═══ RECORDS PROVIDED
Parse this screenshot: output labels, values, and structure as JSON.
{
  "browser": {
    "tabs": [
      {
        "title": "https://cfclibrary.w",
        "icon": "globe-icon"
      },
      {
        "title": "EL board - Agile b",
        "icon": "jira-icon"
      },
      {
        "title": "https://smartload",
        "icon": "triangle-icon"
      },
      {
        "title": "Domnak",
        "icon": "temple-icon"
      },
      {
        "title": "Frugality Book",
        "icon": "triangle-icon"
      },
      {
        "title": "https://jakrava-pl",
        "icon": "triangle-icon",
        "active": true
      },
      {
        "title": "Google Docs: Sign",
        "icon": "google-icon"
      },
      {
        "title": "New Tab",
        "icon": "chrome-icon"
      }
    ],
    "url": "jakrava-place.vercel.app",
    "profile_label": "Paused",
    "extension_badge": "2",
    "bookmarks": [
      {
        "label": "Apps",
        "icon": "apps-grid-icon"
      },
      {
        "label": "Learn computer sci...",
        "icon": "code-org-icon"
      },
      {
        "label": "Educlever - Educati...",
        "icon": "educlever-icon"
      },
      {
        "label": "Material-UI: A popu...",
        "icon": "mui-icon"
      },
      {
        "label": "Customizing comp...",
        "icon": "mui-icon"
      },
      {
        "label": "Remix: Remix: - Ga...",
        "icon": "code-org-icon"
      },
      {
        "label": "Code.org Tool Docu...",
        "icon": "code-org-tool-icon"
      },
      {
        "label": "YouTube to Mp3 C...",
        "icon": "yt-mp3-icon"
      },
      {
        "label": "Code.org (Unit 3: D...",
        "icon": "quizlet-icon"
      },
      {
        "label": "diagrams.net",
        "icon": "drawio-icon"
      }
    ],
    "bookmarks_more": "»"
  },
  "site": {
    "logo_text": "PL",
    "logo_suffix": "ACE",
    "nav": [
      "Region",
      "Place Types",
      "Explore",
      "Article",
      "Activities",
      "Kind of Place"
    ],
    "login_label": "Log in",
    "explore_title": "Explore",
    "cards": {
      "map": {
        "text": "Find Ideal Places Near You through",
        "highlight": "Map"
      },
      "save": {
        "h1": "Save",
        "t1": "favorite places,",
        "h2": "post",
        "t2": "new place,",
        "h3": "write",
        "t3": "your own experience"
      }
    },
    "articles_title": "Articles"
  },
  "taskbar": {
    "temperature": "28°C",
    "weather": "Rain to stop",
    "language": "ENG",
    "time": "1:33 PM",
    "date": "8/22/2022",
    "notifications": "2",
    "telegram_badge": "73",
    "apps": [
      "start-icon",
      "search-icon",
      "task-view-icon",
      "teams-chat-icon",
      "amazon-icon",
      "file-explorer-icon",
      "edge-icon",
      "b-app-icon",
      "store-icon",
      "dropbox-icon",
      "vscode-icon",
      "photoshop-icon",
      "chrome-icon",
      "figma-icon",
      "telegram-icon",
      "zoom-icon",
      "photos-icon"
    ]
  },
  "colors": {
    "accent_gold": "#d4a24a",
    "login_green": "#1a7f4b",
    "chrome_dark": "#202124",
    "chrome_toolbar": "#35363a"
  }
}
══════
TASK OBJECTIVE » Using the listing above, show every line that includes the string "jakrava".

EXERCISE RESPONSE »
        "title": "https://jakrava-pl",
    "url": "jakrava-place.vercel.app",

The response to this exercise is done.